====== Provided information ======

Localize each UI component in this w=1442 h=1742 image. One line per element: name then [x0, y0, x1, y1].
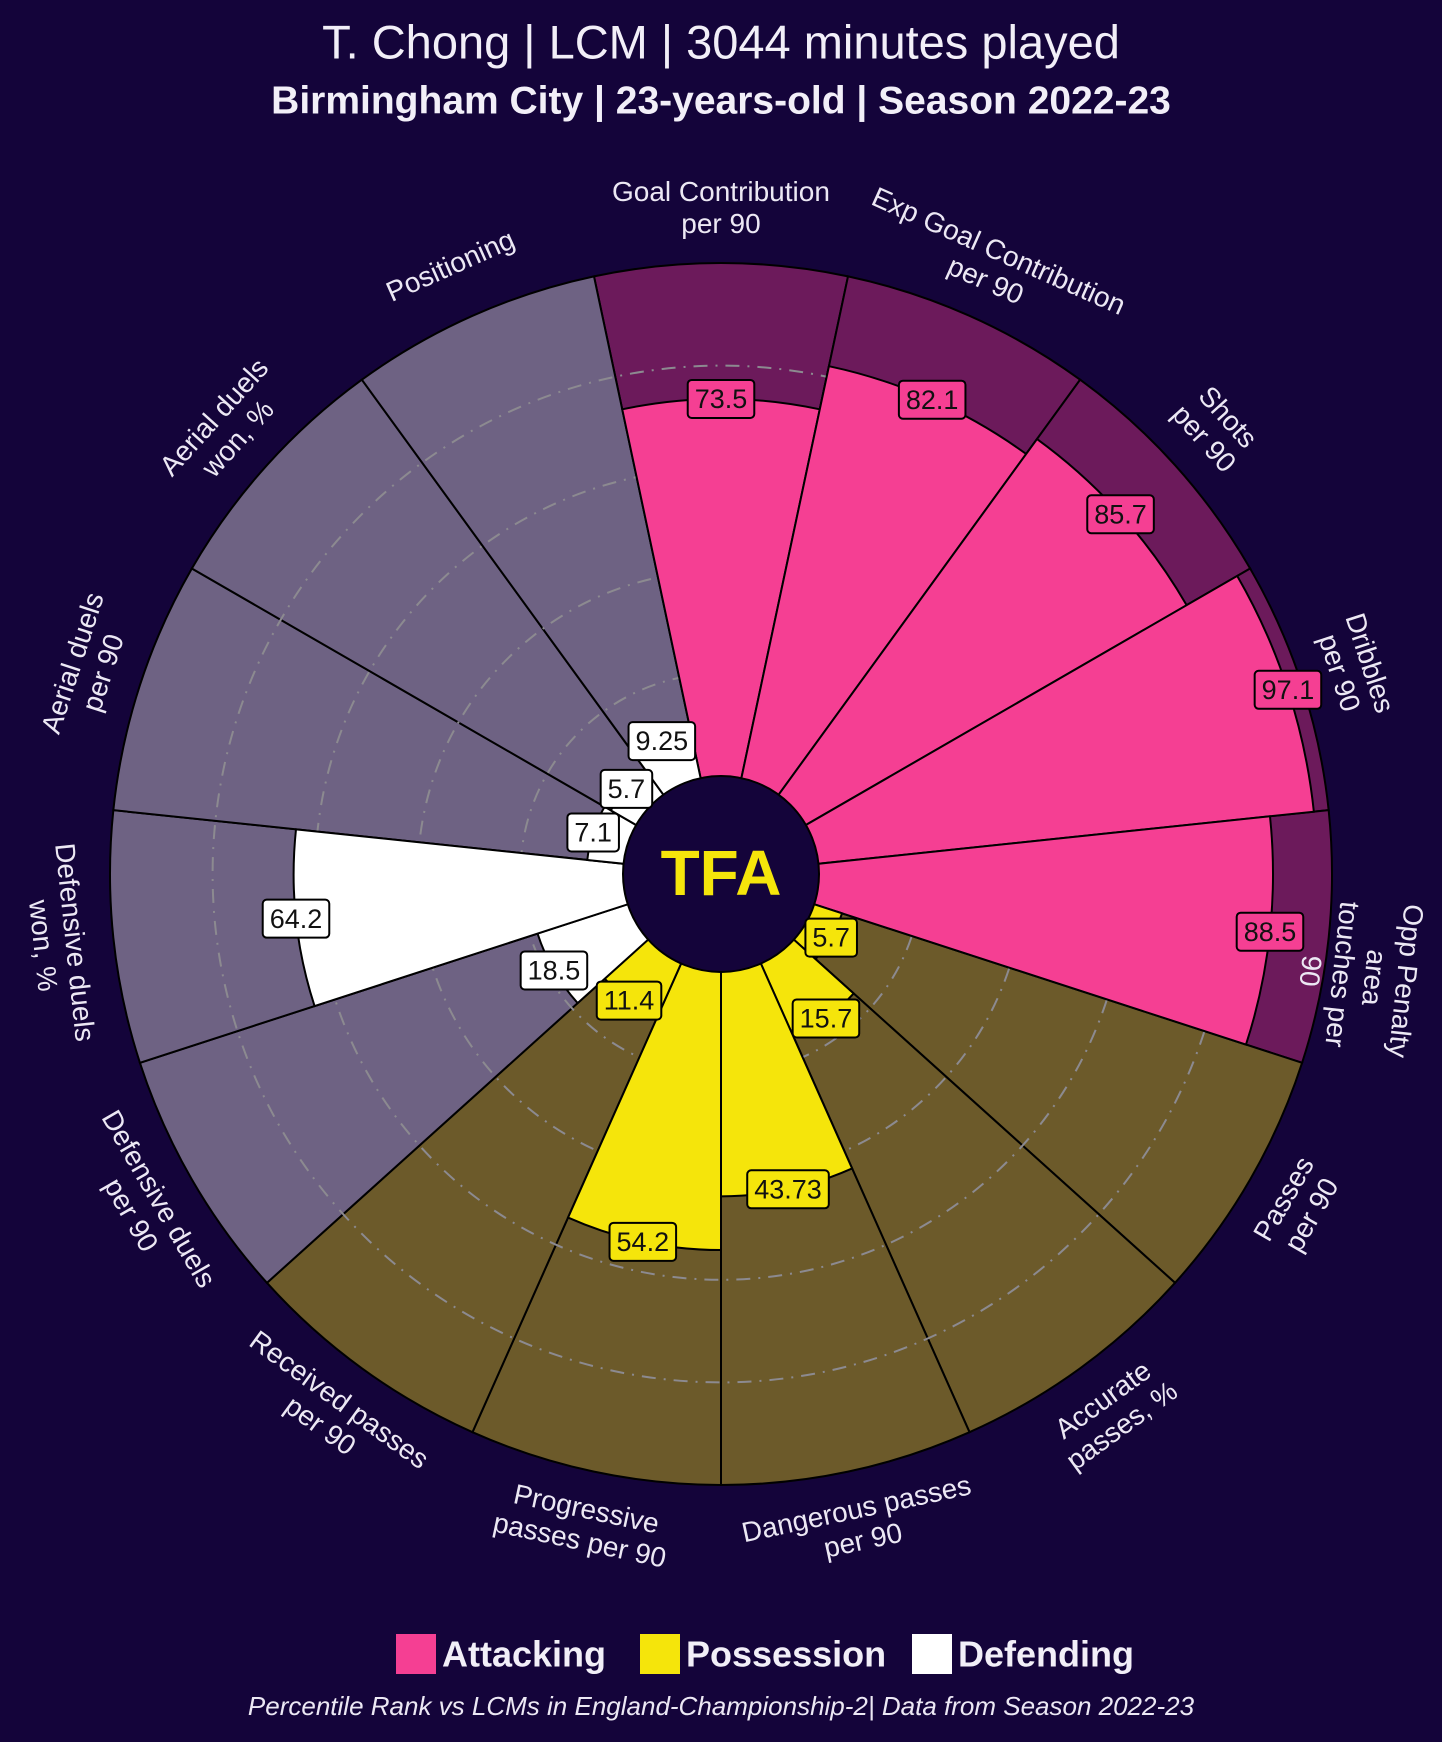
value-label-text: 5.7: [812, 923, 850, 953]
value-label: 82.1: [897, 379, 967, 420]
value-label-box: [608, 1221, 678, 1262]
category-label: Opp Penalty area touches per 90: [1293, 899, 1430, 1059]
value-label: 85.7: [1086, 494, 1155, 535]
value-label: 11.4: [595, 980, 663, 1021]
value-label: 88.5: [1235, 911, 1305, 952]
value-label: 18.5: [519, 950, 589, 991]
value-label-text: 97.1: [1262, 675, 1315, 705]
chart-subtitle: Birmingham City | 23-years-old | Season …: [271, 79, 1171, 122]
value-label: 5.7: [804, 917, 858, 958]
value-label-text: 43.73: [754, 1174, 822, 1204]
value-label-text: 73.5: [695, 384, 748, 414]
legend-label: Possession: [686, 1634, 886, 1675]
legend-label: Attacking: [442, 1634, 606, 1675]
value-label-box: [804, 917, 858, 958]
value-label-text: 15.7: [800, 1004, 853, 1034]
value-label-text: 88.5: [1244, 917, 1297, 947]
value-label-text: 7.1: [574, 818, 612, 848]
value-label-text: 85.7: [1094, 499, 1147, 529]
value-label-box: [746, 1169, 830, 1210]
value-label-box: [261, 898, 331, 939]
value-label-text: 18.5: [528, 956, 581, 986]
value-label: 43.73: [746, 1169, 830, 1210]
legend-label: Defending: [958, 1634, 1134, 1675]
value-label-text: 11.4: [604, 986, 655, 1016]
value-label-box: [599, 768, 654, 809]
slice-background: [190, 378, 722, 875]
value-label: 5.7: [599, 768, 654, 809]
value-label-box: [1086, 494, 1155, 535]
value-label-box: [595, 980, 663, 1021]
value-label-box: [566, 812, 620, 853]
value-label-box: [897, 379, 967, 420]
value-label: 97.1: [1253, 669, 1323, 710]
value-label-box: [627, 721, 697, 762]
value-label: 9.25: [627, 721, 697, 762]
value-label-text: 64.2: [270, 904, 323, 934]
value-label: 7.1: [566, 812, 620, 853]
value-label: 15.7: [791, 998, 861, 1039]
value-label-box: [791, 998, 861, 1039]
value-label-text: 9.25: [636, 726, 689, 756]
value-label: 64.2: [261, 898, 331, 939]
value-label-box: [1253, 669, 1323, 710]
value-label-box: [1235, 911, 1305, 952]
legend-swatch: [640, 1634, 680, 1674]
value-label: 54.2: [608, 1221, 678, 1262]
legend-swatch: [912, 1634, 952, 1674]
value-label-text: 54.2: [617, 1227, 670, 1257]
value-label-box: [686, 378, 756, 419]
slice-background: [112, 567, 722, 875]
slice-background: [720, 873, 1304, 1285]
value-label: 73.5: [686, 378, 756, 419]
value-label-text: 5.7: [608, 774, 646, 804]
footnote: Percentile Rank vs LCMs in England-Champ…: [248, 1691, 1195, 1721]
logo: TFA: [661, 837, 782, 909]
chart-title: T. Chong | LCM | 3044 minutes played: [322, 15, 1120, 68]
value-label-text: 82.1: [906, 385, 959, 415]
center-hole: [622, 775, 820, 973]
value-label-box: [519, 950, 589, 991]
category-label: Goal Contribution per 90: [612, 176, 830, 239]
legend-swatch: [396, 1634, 436, 1674]
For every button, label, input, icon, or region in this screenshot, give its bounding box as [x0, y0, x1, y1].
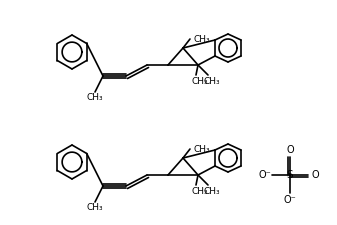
- Text: CH₃: CH₃: [193, 146, 210, 155]
- Text: O⁻: O⁻: [258, 170, 271, 180]
- Text: S: S: [287, 170, 293, 180]
- Text: CH₃: CH₃: [87, 92, 103, 101]
- Text: O: O: [286, 145, 294, 155]
- Text: CH₃: CH₃: [204, 76, 220, 86]
- Text: CH₃: CH₃: [87, 202, 103, 211]
- Text: CH₃: CH₃: [192, 187, 208, 196]
- Text: O: O: [311, 170, 319, 180]
- Text: CH₃: CH₃: [193, 36, 210, 45]
- Text: CH₃: CH₃: [204, 187, 220, 196]
- Text: CH₃: CH₃: [192, 76, 208, 86]
- Text: O⁻: O⁻: [284, 195, 296, 205]
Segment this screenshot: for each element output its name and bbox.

======

Job: Convert every line of the records into a numbered list, leaving out any blank lines. Don't include the pictures in your answer.

Full response:
1. Localize each UI component in this w=1442 h=1742 image. One line per element: name then [x0, y0, x1, y1].
2. value-label-text: 5.7: [812, 923, 850, 953]
3. value-label: 82.1: [897, 379, 967, 420]
4. value-label-box: [608, 1221, 678, 1262]
5. category-label: Opp Penalty area touches per 90: [1293, 899, 1430, 1059]
6. value-label: 85.7: [1086, 494, 1155, 535]
7. value-label: 11.4: [595, 980, 663, 1021]
8. value-label: 88.5: [1235, 911, 1305, 952]
9. value-label: 18.5: [519, 950, 589, 991]
10. value-label-text: 97.1: [1262, 675, 1315, 705]
11. chart-subtitle: Birmingham City | 23-years-old | Season …: [271, 79, 1171, 122]
12. value-label: 5.7: [804, 917, 858, 958]
13. value-label-text: 43.73: [754, 1174, 822, 1204]
14. value-label-text: 73.5: [695, 384, 748, 414]
15. legend-label: Possession: [686, 1634, 886, 1675]
16. legend-label: Attacking: [442, 1634, 606, 1675]
17. value-label-box: [804, 917, 858, 958]
18. value-label-text: 15.7: [800, 1004, 853, 1034]
19. value-label-text: 88.5: [1244, 917, 1297, 947]
20. value-label-text: 7.1: [574, 818, 612, 848]
21. value-label-text: 85.7: [1094, 499, 1147, 529]
22. value-label-box: [746, 1169, 830, 1210]
23. value-label-box: [261, 898, 331, 939]
24. value-label-text: 18.5: [528, 956, 581, 986]
25. value-label: 43.73: [746, 1169, 830, 1210]
26. legend-label: Defending: [958, 1634, 1134, 1675]
27. value-label-text: 11.4: [604, 986, 655, 1016]
28. value-label-box: [599, 768, 654, 809]
29. slice-background: [190, 378, 722, 875]
30. value-label: 5.7: [599, 768, 654, 809]
31. value-label-box: [1086, 494, 1155, 535]
32. value-label-box: [595, 980, 663, 1021]
33. value-label-box: [566, 812, 620, 853]
34. value-label-box: [897, 379, 967, 420]
35. value-label: 97.1: [1253, 669, 1323, 710]
36. value-label-box: [627, 721, 697, 762]
37. value-label: 9.25: [627, 721, 697, 762]
38. value-label-text: 64.2: [270, 904, 323, 934]
39. value-label: 7.1: [566, 812, 620, 853]
40. value-label: 15.7: [791, 998, 861, 1039]
41. value-label-box: [791, 998, 861, 1039]
42. value-label-text: 9.25: [636, 726, 689, 756]
43. value-label: 64.2: [261, 898, 331, 939]
44. value-label-box: [1253, 669, 1323, 710]
45. value-label-box: [1235, 911, 1305, 952]
46. legend-swatch: [640, 1634, 680, 1674]
47. value-label: 54.2: [608, 1221, 678, 1262]
48. legend-swatch: [912, 1634, 952, 1674]
49. value-label-text: 54.2: [617, 1227, 670, 1257]
50. value-label-box: [686, 378, 756, 419]
51. slice-background: [112, 567, 722, 875]
52. slice-background: [720, 873, 1304, 1285]
53. value-label: 73.5: [686, 378, 756, 419]
54. value-label-text: 5.7: [608, 774, 646, 804]
55. footnote: Percentile Rank vs LCMs in England-Champ…: [248, 1691, 1195, 1721]
56. logo: TFA: [661, 837, 782, 909]
57. chart-title: T. Chong | LCM | 3044 minutes played: [322, 15, 1120, 68]
58. value-label-text: 82.1: [906, 385, 959, 415]
59. center-hole: [622, 775, 820, 973]
60. value-label-box: [519, 950, 589, 991]
61. category-label: Goal Contribution per 90: [612, 176, 830, 239]
62. legend-swatch: [396, 1634, 436, 1674]
63. For every button, label, input, icon, or region in this screenshot, give its bounding box as [x0, y0, x1, y1].
64. - Text: CH₃: CH₃: [193, 146, 210, 155]
65. - Text: O⁻: O⁻: [258, 170, 271, 180]
66. - Text: S: S: [287, 170, 293, 180]
67. - Text: CH₃: CH₃: [87, 92, 103, 101]
68. - Text: O: O: [286, 145, 294, 155]
69. - Text: CH₃: CH₃: [204, 76, 220, 86]
70. - Text: CH₃: CH₃: [87, 202, 103, 211]
71. - Text: CH₃: CH₃: [192, 187, 208, 196]
72. - Text: O: O: [311, 170, 319, 180]
73. - Text: CH₃: CH₃: [193, 36, 210, 45]
74. - Text: CH₃: CH₃: [204, 187, 220, 196]
75. - Text: CH₃: CH₃: [192, 76, 208, 86]
76. - Text: O⁻: O⁻: [284, 195, 296, 205]
77. Segment this screenshot: for each element output its name and bbox.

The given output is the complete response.